[start of Dataset content]

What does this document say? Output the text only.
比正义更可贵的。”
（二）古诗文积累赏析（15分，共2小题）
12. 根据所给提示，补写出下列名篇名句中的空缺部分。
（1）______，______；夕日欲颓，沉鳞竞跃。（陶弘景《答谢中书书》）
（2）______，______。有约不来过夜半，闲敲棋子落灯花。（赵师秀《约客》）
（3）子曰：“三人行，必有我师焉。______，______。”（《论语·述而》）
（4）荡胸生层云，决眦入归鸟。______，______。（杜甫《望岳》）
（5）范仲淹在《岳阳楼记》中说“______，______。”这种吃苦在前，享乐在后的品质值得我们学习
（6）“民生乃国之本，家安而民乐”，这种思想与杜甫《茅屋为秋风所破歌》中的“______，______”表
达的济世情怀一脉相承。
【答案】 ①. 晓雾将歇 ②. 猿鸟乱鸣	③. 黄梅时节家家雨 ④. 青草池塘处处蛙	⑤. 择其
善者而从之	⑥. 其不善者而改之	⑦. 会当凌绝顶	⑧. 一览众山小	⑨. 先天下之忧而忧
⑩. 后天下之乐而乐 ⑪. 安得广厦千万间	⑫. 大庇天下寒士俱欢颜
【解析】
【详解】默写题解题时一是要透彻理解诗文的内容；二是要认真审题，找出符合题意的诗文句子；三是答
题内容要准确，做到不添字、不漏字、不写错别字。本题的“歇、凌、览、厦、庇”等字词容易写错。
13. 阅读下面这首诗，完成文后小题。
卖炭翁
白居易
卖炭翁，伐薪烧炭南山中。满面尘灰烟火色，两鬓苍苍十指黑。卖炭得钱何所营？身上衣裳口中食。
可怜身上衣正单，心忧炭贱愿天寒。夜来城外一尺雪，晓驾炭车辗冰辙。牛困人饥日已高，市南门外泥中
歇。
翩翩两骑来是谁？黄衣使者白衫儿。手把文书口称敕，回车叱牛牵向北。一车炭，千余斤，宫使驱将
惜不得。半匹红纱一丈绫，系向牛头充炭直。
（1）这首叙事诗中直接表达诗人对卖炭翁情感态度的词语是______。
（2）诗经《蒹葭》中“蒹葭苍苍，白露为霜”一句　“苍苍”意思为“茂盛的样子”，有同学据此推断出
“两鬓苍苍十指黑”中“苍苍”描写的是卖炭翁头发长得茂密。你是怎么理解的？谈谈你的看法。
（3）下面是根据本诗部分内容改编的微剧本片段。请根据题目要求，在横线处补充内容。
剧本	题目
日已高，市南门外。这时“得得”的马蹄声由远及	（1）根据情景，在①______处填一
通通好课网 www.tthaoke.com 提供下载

[end of Dataset content]
[start of Dataset content]

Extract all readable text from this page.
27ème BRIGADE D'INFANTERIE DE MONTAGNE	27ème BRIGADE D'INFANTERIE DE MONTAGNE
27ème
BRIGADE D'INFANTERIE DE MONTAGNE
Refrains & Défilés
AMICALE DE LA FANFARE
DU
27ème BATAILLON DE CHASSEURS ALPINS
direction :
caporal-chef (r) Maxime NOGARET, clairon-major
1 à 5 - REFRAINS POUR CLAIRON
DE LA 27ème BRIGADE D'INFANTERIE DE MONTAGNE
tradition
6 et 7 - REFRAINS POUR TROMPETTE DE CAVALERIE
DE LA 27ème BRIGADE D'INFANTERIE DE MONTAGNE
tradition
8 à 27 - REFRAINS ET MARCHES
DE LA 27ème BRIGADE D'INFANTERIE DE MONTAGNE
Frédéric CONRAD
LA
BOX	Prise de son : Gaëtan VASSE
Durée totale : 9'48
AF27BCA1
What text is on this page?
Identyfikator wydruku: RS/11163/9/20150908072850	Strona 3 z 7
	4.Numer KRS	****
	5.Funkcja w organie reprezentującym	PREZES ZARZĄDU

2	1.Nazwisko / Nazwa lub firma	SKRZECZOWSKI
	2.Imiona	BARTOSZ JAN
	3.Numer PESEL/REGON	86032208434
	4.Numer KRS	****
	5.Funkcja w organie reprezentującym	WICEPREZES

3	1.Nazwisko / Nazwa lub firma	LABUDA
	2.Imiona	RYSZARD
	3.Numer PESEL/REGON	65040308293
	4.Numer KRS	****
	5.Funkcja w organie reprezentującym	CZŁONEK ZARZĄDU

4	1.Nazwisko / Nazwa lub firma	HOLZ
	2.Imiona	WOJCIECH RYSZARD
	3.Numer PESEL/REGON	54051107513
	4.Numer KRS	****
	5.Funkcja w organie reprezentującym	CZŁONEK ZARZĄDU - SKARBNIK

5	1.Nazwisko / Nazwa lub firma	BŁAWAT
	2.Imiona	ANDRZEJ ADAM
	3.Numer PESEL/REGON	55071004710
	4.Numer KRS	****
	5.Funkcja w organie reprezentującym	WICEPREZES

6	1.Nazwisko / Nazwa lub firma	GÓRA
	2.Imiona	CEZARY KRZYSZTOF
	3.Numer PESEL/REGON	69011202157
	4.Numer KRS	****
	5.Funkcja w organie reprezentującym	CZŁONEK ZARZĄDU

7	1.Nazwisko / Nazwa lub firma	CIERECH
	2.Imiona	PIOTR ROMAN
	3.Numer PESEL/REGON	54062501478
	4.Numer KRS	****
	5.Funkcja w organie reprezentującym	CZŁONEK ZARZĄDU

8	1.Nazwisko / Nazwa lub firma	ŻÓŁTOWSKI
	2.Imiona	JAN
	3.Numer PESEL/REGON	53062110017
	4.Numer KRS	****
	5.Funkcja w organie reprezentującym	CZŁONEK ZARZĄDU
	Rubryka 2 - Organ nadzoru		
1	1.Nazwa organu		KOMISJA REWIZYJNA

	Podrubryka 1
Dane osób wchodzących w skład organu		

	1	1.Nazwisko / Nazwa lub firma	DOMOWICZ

[end of Dataset content]
[start of Dataset content]

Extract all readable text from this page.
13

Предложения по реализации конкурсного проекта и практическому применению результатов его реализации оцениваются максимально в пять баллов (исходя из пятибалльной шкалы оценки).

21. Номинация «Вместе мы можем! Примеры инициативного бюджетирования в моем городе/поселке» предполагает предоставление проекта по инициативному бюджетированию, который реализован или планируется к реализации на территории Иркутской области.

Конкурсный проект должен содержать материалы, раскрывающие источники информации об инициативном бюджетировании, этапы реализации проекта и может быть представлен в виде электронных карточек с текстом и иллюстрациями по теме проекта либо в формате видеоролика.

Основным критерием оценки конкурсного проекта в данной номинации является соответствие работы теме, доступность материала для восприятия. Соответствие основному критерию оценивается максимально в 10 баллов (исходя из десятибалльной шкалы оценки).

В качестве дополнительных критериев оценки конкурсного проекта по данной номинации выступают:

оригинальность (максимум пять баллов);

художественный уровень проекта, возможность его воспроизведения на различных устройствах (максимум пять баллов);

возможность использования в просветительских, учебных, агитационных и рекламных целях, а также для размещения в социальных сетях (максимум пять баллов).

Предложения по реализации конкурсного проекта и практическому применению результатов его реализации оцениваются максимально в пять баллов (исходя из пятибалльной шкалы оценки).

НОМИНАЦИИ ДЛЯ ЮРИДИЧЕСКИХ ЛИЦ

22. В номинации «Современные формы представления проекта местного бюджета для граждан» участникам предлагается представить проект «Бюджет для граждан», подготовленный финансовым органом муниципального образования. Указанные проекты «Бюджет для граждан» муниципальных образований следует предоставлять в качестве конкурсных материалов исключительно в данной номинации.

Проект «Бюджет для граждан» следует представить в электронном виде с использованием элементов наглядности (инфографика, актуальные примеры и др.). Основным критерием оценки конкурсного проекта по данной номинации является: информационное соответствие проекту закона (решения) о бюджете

[end of Dataset content]

Job:
Find every line in the records that contains the word "максимум"; copy those lines.

Finished answer:
оригинальность (максимум пять баллов);
художественный уровень проекта, возможность его воспроизведения на различных устройствах (максимум пять баллов);
возможность использования в просветительских, учебных, агитационных и рекламных целях, а также для размещения в социальных сетях (максимум пять баллов).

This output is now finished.